Start of SUPPLIED DATA

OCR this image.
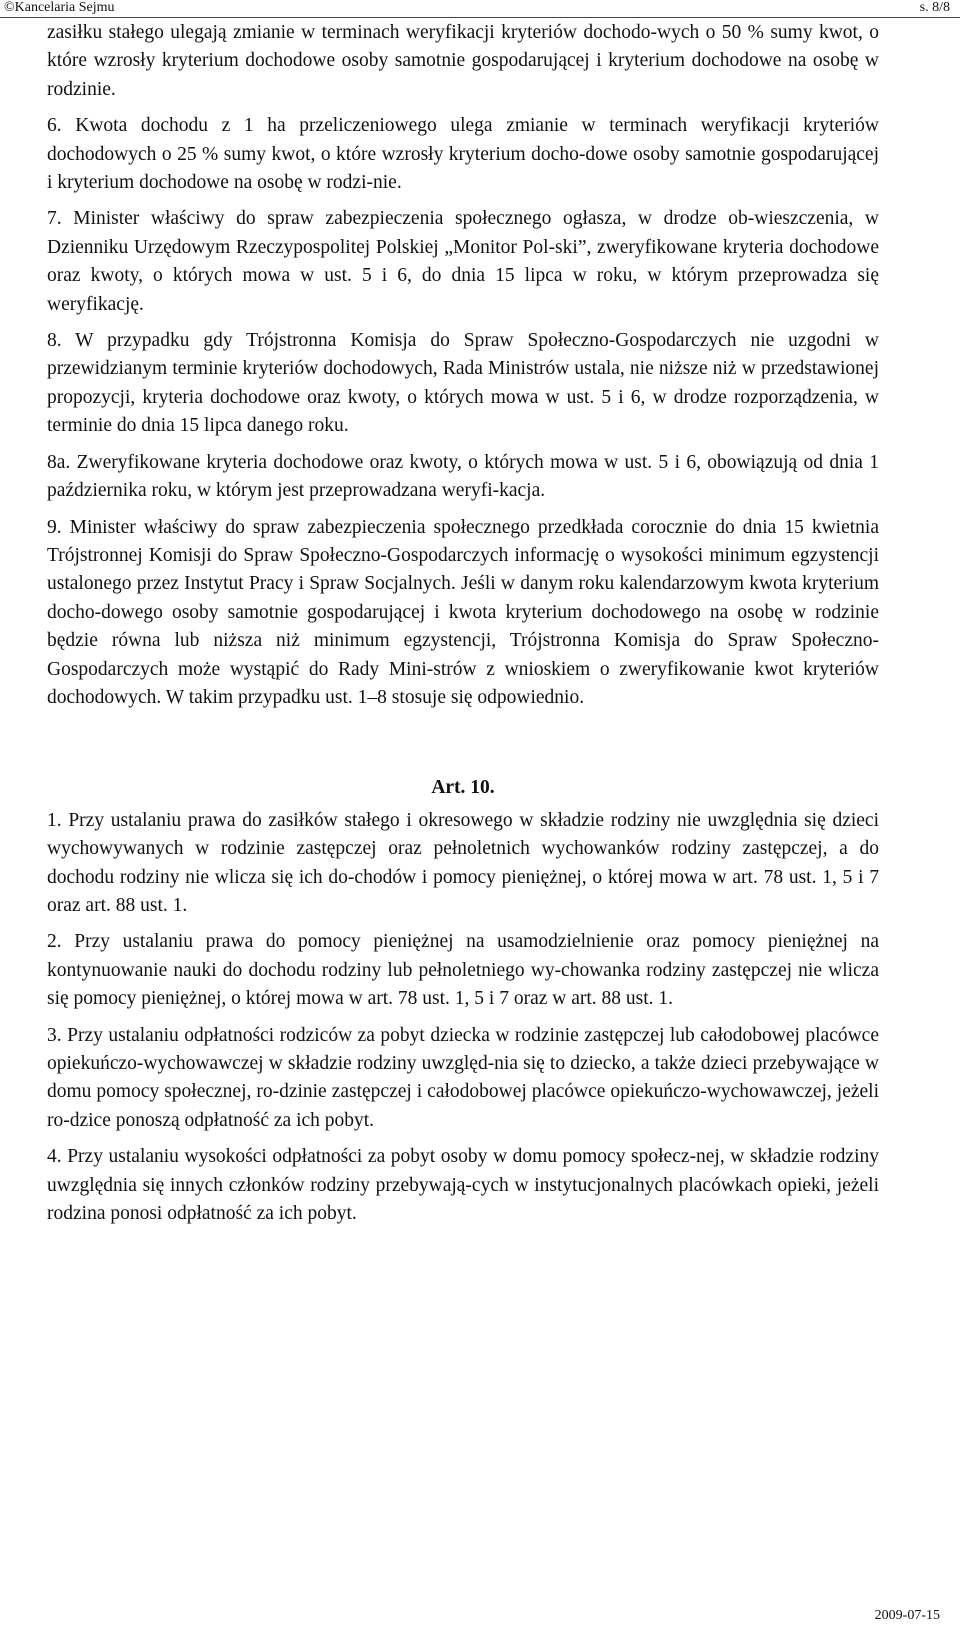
©Kancelaria Sejmu	s. 8/8

zasiłku stałego ulegają zmianie w terminach weryfikacji kryteriów dochodo-wych o 50 % sumy kwot, o które wzrosły kryterium dochodowe osoby samotnie gospodarującej i kryterium dochodowe na osobę w rodzinie.

6. Kwota dochodu z 1 ha przeliczeniowego ulega zmianie w terminach weryfikacji kryteriów dochodowych o 25 % sumy kwot, o które wzrosły kryterium docho-dowe osoby samotnie gospodarującej i kryterium dochodowe na osobę w rodzi-nie.

7. Minister właściwy do spraw zabezpieczenia społecznego ogłasza, w drodze ob-wieszczenia, w Dzienniku Urzędowym Rzeczypospolitej Polskiej „Monitor Pol-ski”, zweryfikowane kryteria dochodowe oraz kwoty, o których mowa w ust. 5 i 6, do dnia 15 lipca w roku, w którym przeprowadza się weryfikację.

8. W przypadku gdy Trójstronna Komisja do Spraw Społeczno-Gospodarczych nie uzgodni w przewidzianym terminie kryteriów dochodowych, Rada Ministrów ustala, nie niższe niż w przedstawionej propozycji, kryteria dochodowe oraz kwoty, o których mowa w ust. 5 i 6, w drodze rozporządzenia, w terminie do dnia 15 lipca danego roku.

8a. Zweryfikowane kryteria dochodowe oraz kwoty, o których mowa w ust. 5 i 6, obowiązują od dnia 1 października roku, w którym jest przeprowadzana weryfi-kacja.

9. Minister właściwy do spraw zabezpieczenia społecznego przedkłada corocznie do dnia 15 kwietnia Trójstronnej Komisji do Spraw Społeczno-Gospodarczych informację o wysokości minimum egzystencji ustalonego przez Instytut Pracy i Spraw Socjalnych. Jeśli w danym roku kalendarzowym kwota kryterium docho-dowego osoby samotnie gospodarującej i kwota kryterium dochodowego na osobę w rodzinie będzie równa lub niższa niż minimum egzystencji, Trójstronna Komisja do Spraw Społeczno-Gospodarczych może wystąpić do Rady Mini-strów z wnioskiem o zweryfikowanie kwot kryteriów dochodowych. W takim przypadku ust. 1–8 stosuje się odpowiednio.

Art. 10.

1. Przy ustalaniu prawa do zasiłków stałego i okresowego w składzie rodziny nie uwzględnia się dzieci wychowywanych w rodzinie zastępczej oraz pełnoletnich wychowanków rodziny zastępczej, a do dochodu rodziny nie wlicza się ich do-chodów i pomocy pieniężnej, o której mowa w art. 78 ust. 1, 5 i 7 oraz art. 88 ust. 1.

2. Przy ustalaniu prawa do pomocy pieniężnej na usamodzielnienie oraz pomocy pieniężnej na kontynuowanie nauki do dochodu rodziny lub pełnoletniego wy-chowanka rodziny zastępczej nie wlicza się pomocy pieniężnej, o której mowa w art. 78 ust. 1, 5 i 7 oraz w art. 88 ust. 1.

3. Przy ustalaniu odpłatności rodziców za pobyt dziecka w rodzinie zastępczej lub całodobowej placówce opiekuńczo-wychowawczej w składzie rodziny uwzględ-nia się to dziecko, a także dzieci przebywające w domu pomocy społecznej, ro-dzinie zastępczej i całodobowej placówce opiekuńczo-wychowawczej, jeżeli ro-dzice ponoszą odpłatność za ich pobyt.

4. Przy ustalaniu wysokości odpłatności za pobyt osoby w domu pomocy społecz-nej, w składzie rodziny uwzględnia się innych członków rodziny przebywają-cych w instytucjonalnych placówkach opieki, jeżeli rodzina ponosi odpłatność za ich pobyt.

2009-07-15
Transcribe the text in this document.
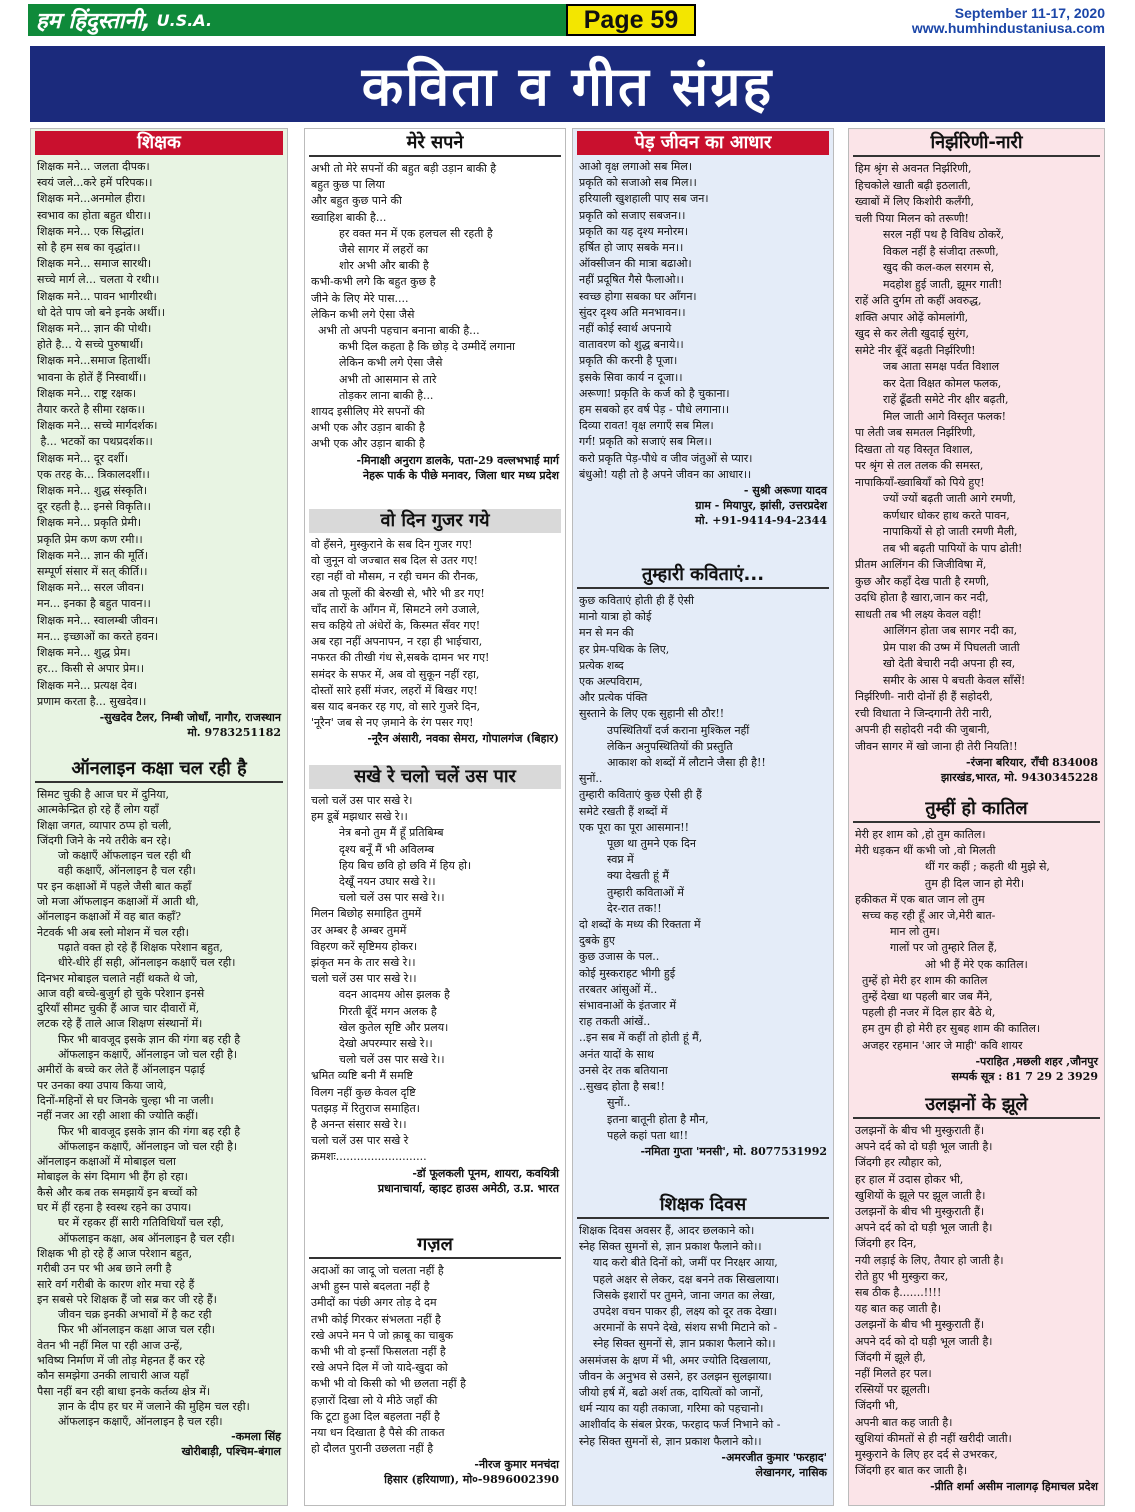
हम हिंदुस्तानी, U.S.A.	Page 59	September 11-17, 2020
www.humhindustaniusa.com
कविता व गीत संग्रह
शिक्षक
शिक्षक मने... जलता दीपक।
स्वयं जले...करे हमें परिपक।।
शिक्षक मने...अनमोल हीरा।
स्वभाव का होता बहुत धीरा।।
शिक्षक मने... एक सिद्धांत।
सो है हम सब का वृद्धांत।।
शिक्षक मने... समाज सारथी।
सच्चे मार्ग ले... चलता ये रथी।।
शिक्षक मने... पावन भागीरथी।
धो देते पाप जो बने इनके अर्थी।।
शिक्षक मने... ज्ञान की पोथी।
होते है... ये सच्चे पुरुषार्थी।
शिक्षक मने...समाज हितार्थी।
भावना के होतें हैं निस्वार्थी।।
शिक्षक मने... राष्ट्र रक्षक।
तैयार करते है सीमा रक्षक।।
शिक्षक मने... सच्चे मार्गदर्शक।
है... भटकों का पथप्रदर्शक।।
शिक्षक मने... दूर दर्शी।
एक तरह के... त्रिकालदर्शी।।
शिक्षक मने... शुद्ध संस्कृति।
दूर रहती है... इनसे विकृति।।
शिक्षक मने... प्रकृति प्रेमी।
प्रकृति प्रेम कण कण रमी।।
शिक्षक मने... ज्ञान की मूर्ति।
सम्पूर्ण संसार में सत् कीर्ति।।
शिक्षक मने... सरल जीवन।
मन... इनका है बहुत पावन।।
शिक्षक मने... स्वालम्बी जीवन।
मन... इच्छाओं का करते हवन।
शिक्षक मने... शुद्ध प्रेम।
हर... किसी से अपार प्रेम।।
शिक्षक मने... प्रत्यक्ष देव।
प्रणाम करता है... सुखदेव।।
-सुखदेव टैलर, निम्बी जोधाँ, नागौर, राजस्थान
मो. 9783251182
ऑनलाइन कक्षा चल रही है
सिमट चुकी है आज घर में दुनिया,
आत्मकेन्द्रित हो रहे हैं लोग यहाँ
शिक्षा जगत, व्यापार ठप्प हो चली,
जिंदगी जिने के नये तरीके बन रहे।
जो कक्षाएँ ऑफलाइन चल रही थी
वही कक्षाएँ, ऑनलाइन है चल रही।
पर इन कक्षाओं में पहले जैसी बात कहाँ
जो मजा ऑफलाइन कक्षाओं में आती थी,
ऑनलाइन कक्षाओं में वह बात कहाँ?
नेटवर्क भी अब स्लो मोशन में चल रही।
पढ़ाते वक्त हो रहे हैं शिक्षक परेशान बहुत,
धीरे-धीरे हीं सही, ऑनलाइन कक्षाएँ चल रही।
दिनभर मोबाइल चलाते नहीं थकते थे जो,
आज वही बच्चे-बुजुर्ग हो चुके परेशान इनसे
दुरियाँ सीमट चुकी हैं आज चार दीवारों में,
लटक रहे हैं ताले आज शिक्षण संस्थानों में।
फिर भी बावजूद इसके ज्ञान की गंगा बह रही है
ऑफलाइन कक्षाएँ, ऑनलाइन जो चल रही है।
अमीरों के बच्चे कर लेते हैं ऑनलाइन पढ़ाई
पर उनका क्या उपाय किया जाये,
दिनों-महिनों से घर जिनके चुल्हा भी ना जली।
नहीं नजर आ रही आशा की ज्योति कहीं।
फिर भी बावजूद इसके ज्ञान की गंगा बह रही है
ऑफलाइन कक्षाएँ, ऑनलाइन जो चल रही है।
ऑनलाइन कक्षाओं में मोबाइल चला
मोबाइल के संग दिमाग भी हैंग हो रहा।
कैसे और कब तक समझायें इन बच्चों को
घर में हीं रहना है स्वस्थ रहने का उपाय।
घर में रहकर हीं सारी गतिविधियाँ चल रही,
ऑफलाइन कक्षा, अब ऑनलाइन है चल रही।
शिक्षक भी हो रहे हैं आज परेशान बहुत,
गरीबी उन पर भी अब छाने लगी है
सारे वर्ग गरीबी के कारण शोर मचा रहे हैं
इन सबसे परे शिक्षक हैं जो सब्र कर जी रहे हैं।
जीवन चक्र इनकी अभावों में है कट रही
फिर भी ऑनलाइन कक्षा आज चल रही।
वेतन भी नहीं मिल पा रही आज उन्हें,
भविष्य निर्माण में जी तोड़ मेहनत हैं कर रहे
कौन समझेगा उनकी लाचारी आज यहाँ
पैसा नहीं बन रही बाधा इनके कर्तव्य क्षेत्र में।
ज्ञान के दीप हर घर में जलाने की मुहिम चल रही।
ऑफलाइन कक्षाएँ, ऑनलाइन है चल रही।
-कमला सिंह
खोरीबाड़ी, पश्चिम-बंगाल
मेरे सपने
अभी तो मेरे सपनों की बहुत बड़ी उड़ान बाकी है
बहुत कुछ पा लिया
और बहुत कुछ पाने की
ख्वाहिश बाकी है...
हर वक्त मन में एक हलचल सी रहती है
जैसे सागर में लहरों का
शोर अभी और बाकी है
कभी-कभी लगे कि बहुत कुछ है
जीने के लिए मेरे पास....
लेकिन कभी लगे ऐसा जैसे
अभी तो अपनी पहचान बनाना बाकी है...
कभी दिल कहता है कि छोड़ दे उम्मीदें लगाना
लेकिन कभी लगे ऐसा जैसे
अभी तो आसमान से तारे
तोड़कर लाना बाकी है...
शायद इसीलिए मेरे सपनों की
अभी एक और उड़ान बाकी है
अभी एक और उड़ान बाकी है
-मिनाक्षी अनुराग डालके, पता-29 वल्लभभाई मार्ग
नेहरू पार्क के पीछे मनावर, जिला धार मध्य प्रदेश
वो दिन गुजर गये
वो हँसने, मुस्कुराने के सब दिन गुजर गए!
वो जुनून वो जज्बात सब दिल से उतर गए!
रहा नहीं वो मौसम, न रही चमन की रौनक,
अब तो फूलों की बेरुखी से, भौरे भी डर गए!
चाँद तारों के आँगन में, सिमटने लगे उजाले,
सच कहिये तो अंधेरों के, किस्मत सँवर गए!
अब रहा नहीं अपनापन, न रहा ही भाईचारा,
नफरत की तीखी गंध से,सबके दामन भर गए!
समंदर के सफर में, अब वो सुकून नहीं रहा,
दोस्तों सारे हसीं मंजर, लहरों में बिखर गए!
बस याद बनकर रह गए, वो सारे गुजरे दिन,
'नूरैन' जब से नए ज़माने के रंग पसर गए!
-नूरैन अंसारी, नवका सेमरा, गोपालगंज (बिहार)
सखे रे चलो चलें उस पार
चलो चलें उस पार सखे रे।
हम डूबें मझधार सखे रे।।
नेत्र बनो तुम मैं हूँ प्रतिबिम्ब
दृश्य बनूँ मैं भी अविलम्ब
हिय बिच छवि हो छवि में हिय हो।
देखूँ नयन उघार सखे रे।।
चलो चलें उस पार सखे रे।।
मिलन बिछोह समाहित तुममें
उर अम्बर है अम्बर तुममें
विहरण करें सृष्टिमय होकर।
झंकृत मन के तार सखे रे।।
चलो चलें उस पार सखे रे।।
वदन आदमय ओस झलक है
गिरती बूँदें मगन अलक है
खेल कुतेल सृष्टि और प्रलय।
देखो अपरम्पार सखे रे।।
चलो चलें उस पार सखे रे।।
भ्रमित व्यष्टि बनी मैं समष्टि
विलग नहीं कुछ केवल दृष्टि
पतझड़ में रितुराज समाहित।
है अनन्त संसार सखे रे।।
चलो चलें उस पार सखे रे
क्रमशः..........................
-डॉ फूलकली पूनम, शायरा, कवयित्री
प्रधानाचार्या, व्हाइट हाउस अमेठी, उ.प्र. भारत
गज़ल
अदाओं का जादू जो चलता नहीं है
अभी हुस्न पासे बदलता नहीं है
उमीदों का पंछी अगर तोड़ दे दम
तभी कोई गिरकर संभलता नहीं है
रखे अपने मन पे जो क़ाबू का चाबुक
कभी भी वो इन्साँ फिसलता नहीं है
रखे अपने दिल में जो यादे-खुदा को
कभी भी वो किसी को भी छलता नहीं है
हज़ारों दिखा लो ये मीठे जहाँ की
कि टूटा हुआ दिल बहलता नहीं है
नया धन दिखाता है पैसे की ताकत
हो दौलत पुरानी उछलता नहीं है
-नीरज कुमार मनचंदा
हिसार (हरियाणा), मो०-9896002390
पेड़ जीवन का आधार
आओ वृक्ष लगाओ सब मिल।
प्रकृति को सजाओ सब मिल।।
हरियाली खुशहाली पाए सब जन।
प्रकृति को सजाए सबजन।।
प्रकृति का यह दृश्य मनोरम।
हर्षित हो जाए सबके मन।।
ऑक्सीजन की मात्रा बढाओ।
नहीं प्रदूषित गैसे फैलाओ।।
स्वच्छ होगा सबका घर आँगन।
सुंदर दृश्य अति मनभावन।।
नहीं कोई स्वार्थ अपनाये
वातावरण को शुद्ध बनाये।।
प्रकृति की करनी है पूजा।
इसके सिवा कार्य न दूजा।।
अरूणा! प्रकृति के कर्ज को है चुकाना।
हम सबको हर वर्ष पेड़ - पौधे लगाना।।
दिव्या रावत! वृक्ष लगाएँ सब मिल।
गर्ग! प्रकृति को सजाएं सब मिल।।
करो प्रकृति पेड़-पौधे व जीव जंतुओं से प्यार।
बंधुओ! यही तो है अपने जीवन का आधार।।
- सुश्री अरूणा यादव
ग्राम - मियापुर, झांसी, उत्तरप्रदेश
मो. +91-9414-94-2344
तुम्हारी कविताएं...
कुछ कविताएं होती ही हैं ऐसी
मानो यात्रा हो कोई
मन से मन की
हर प्रेम-पथिक के लिए,
प्रत्येक शब्द
एक अल्पविराम,
और प्रत्येक पंक्ति
सुस्ताने के लिए एक सुहानी सी ठौर!!
उपस्थितियाँ दर्ज कराना मुश्किल नहीं
लेकिन अनुपस्थितियों की प्रस्तुति
आकाश को शब्दों में लौटाने जैसा ही है!!
सुनों..
तुम्हारी कविताएं कुछ ऐसी ही हैं
समेटे रखती हैं शब्दों में
एक पूरा का पूरा आसमान!!
पूछा था तुमने एक दिन
स्वप्न में
क्या देखती हूं मैं
तुम्हारी कविताओं में
देर-रात तक!!
दो शब्दों के मध्य की रिक्तता में
दुबके हुए
कुछ उजास के पल..
कोई मुस्कराहट भीगी हुई
तरबतर आंसुओं में..
संभावनाओं के इंतजार में
राह तकती आंखें..
..इन सब में कहीं तो होती हूं मैं,
अनंत यादों के साथ
उनसे देर तक बतियाना
..सुखद होता है सब!!
सुनों..
इतना बातूनी होता है मौन,
पहले कहां पता था!!
-नमिता गुप्ता 'मनसी', मो. 8077531992
शिक्षक दिवस
शिक्षक दिवस अवसर हैं, आदर छलकाने को।
स्नेह सिक्त सुमनों से, ज्ञान प्रकाश फैलाने को।।
याद करो बीते दिनों को, जमीं पर निरक्षर आया,
पहले अक्षर से लेकर, दक्ष बनने तक सिखलाया।
जिसके इशारों पर तुमने, जाना जगत का लेखा,
उपदेश वचन पाकर ही, लक्ष्य को दूर तक देखा।
अरमानों के सपने देखे, संशय सभी मिटाने को -
स्नेह सिक्त सुमनों से, ज्ञान प्रकाश फैलाने को।।
असमंजस के क्षण में भी, अमर ज्योति दिखलाया,
जीवन के अनुभव से उसने, हर उलझन सुलझाया।
जीयो हर्ष में, बढो अर्श तक, दायित्वों को जानों,
धर्म न्याय का यही तकाजा, गरिमा को पहचानो।
आशीर्वाद के संबल प्रेरक, फरहाद फर्ज निभाने को -
स्नेह सिक्त सुमनों से, ज्ञान प्रकाश फैलाने को।।
-अमरजीत कुमार 'फरहाद'
लेखानगर, नासिक
निर्झरिणी-नारी
हिम श्रृंग से अवनत निर्झरिणी,
हिचकोले खाती बढ़ी इठलाती,
ख्वाबों में लिए किशोरी कलँगी,
चली पिया मिलन को तरूणी!
सरल नहीं पथ है विविध ठोकरें,
विकल नहीं है संजीदा तरूणी,
खुद की कल-कल सरगम से,
मदहोश हुई जाती, झूमर गाती!
राहें अति दुर्गम तो कहीं अवरुद्ध,
शक्ति अपार ओढ़ें कोमलांगी,
खुद से कर लेती खुदाई सुरंग,
समेटे नीर बूँदें बढ़ती निर्झरिणी!
जब आता समक्ष पर्वत विशाल
कर देता विक्षत कोमल फलक,
राहें ढूँढती समेटे नीर क्षीर बढ़ती,
मिल जाती आगे विस्तृत फलक!
पा लेती जब समतल निर्झरिणी,
दिखता तो यह विस्तृत विशाल,
पर श्रृंग से तल तलक की समस्त,
नापाकियाँ-ख्वाबियाँ को पिये हुए!
ज्यों ज्यों बढ़ती जाती आगे रमणी,
कर्णधार धोकर हाथ करते पावन,
नापाकियों से हो जाती रमणी मैली,
तब भी बढ़ती पापियों के पाप ढोती!
प्रीतम आलिंगन की जिजीविषा में,
कुछ और कहाँ देख पाती है रमणी,
उदधि होता है खारा,जान कर नदी,
साधती तब भी लक्ष्य केवल वही!
आलिंगन होता जब सागर नदी का,
प्रेम पाश की उष्म में पिघलती जाती
खो देती बेचारी नदी अपना ही स्व,
समीर के आस पे बचती केवल साँसें!
निर्झरिणी- नारी दोनों ही हैं सहोदरी,
रची विधाता ने जिन्दगानी तेरी नारी,
अपनी ही सहोदरी नदी की जुबानी,
जीवन सागर में खो जाना ही तेरी नियति!!
-रंजना बरियार, राँची 834008
झारखंड,भारत, मो. 9430345228
तुम्हीं हो कातिल
मेरी हर शाम को ,हो तुम कातिल।
मेरी धड़कन थीं कभी जो ,वो मिलती
थीं गर कहीं ; कहती थी मुझे से,
तुम ही दिल जान हो मेरी।
हकीकत में एक बात जान लो तुम
सच्च कह रही हूँ आर जे,मेरी बात-
मान लो तुम।
गालों पर जो तुम्हारे तिल हैं,
ओ भी हैं मेरे एक कातिल।
तुम्हें हो मेरी हर शाम की कातिल
तुम्हें देखा था पहली बार जब मैंने,
पहली ही नजर में दिल हार बैठे थे,
हम तुम ही हो मेरी हर सुबह शाम की कातिल।
अजहर रहमान 'आर जे माही' कवि शायर
-पराहित ,मछली शहर ,जौनपुर
सम्पर्क सूत्र : 81 7 29 2 3929
उलझनों के झूले
उलझनों के बीच भी मुस्कुराती हैं।
अपने दर्द को दो घड़ी भूल जाती है।
जिंदगी हर त्यौहार को,
हर हाल में उदास होकर भी,
खुशियों के झूले पर झूल जाती है।
उलझनों के बीच भी मुस्कुराती हैं।
अपने दर्द को दो घड़ी भूल जाती है।
जिंदगी हर दिन,
नयी लड़ाई के लिए, तैयार हो जाती है।
रोते हुए भी मुस्कुरा कर,
सब ठीक है.......!!!!
यह बात कह जाती है।
उलझनों के बीच भी मुस्कुराती हैं।
अपने दर्द को दो घड़ी भूल जाती है।
जिंदगी में झूले ही,
नहीं मिलते हर पल।
रस्सियों पर झूलती।
जिंदगी भी,
अपनी बात कह जाती है।
खुशियां कीमतों से ही नहीं खरीदी जाती।
मुस्कुराने के लिए हर दर्द से उभरकर,
जिंदगी हर बात कर जाती है।
-प्रीति शर्मा असीम नालागढ़ हिमाचल प्रदेश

End of SUPPLIED DATA

Collect every line from the records above that contains the word "pobyt".

**REPLY**:
3. Przy ustalaniu odpłatności rodziców za pobyt dziecka w rodzinie zastępczej lub całodobowej placówce opiekuńczo-wychowawczej w składzie rodziny uwzględ-nia się to dziecko, a także dzieci przebywające w domu pomocy społecznej, ro-dzinie zastępczej i całodobowej placówce opiekuńczo-wychowawczej, jeżeli ro-dzice ponoszą odpłatność za ich pobyt.
4. Przy ustalaniu wysokości odpłatności za pobyt osoby w domu pomocy społecz-nej, w składzie rodziny uwzględnia się innych członków rodziny przebywają-cych w instytucjonalnych placówkach opieki, jeżeli rodzina ponosi odpłatność za ich pobyt.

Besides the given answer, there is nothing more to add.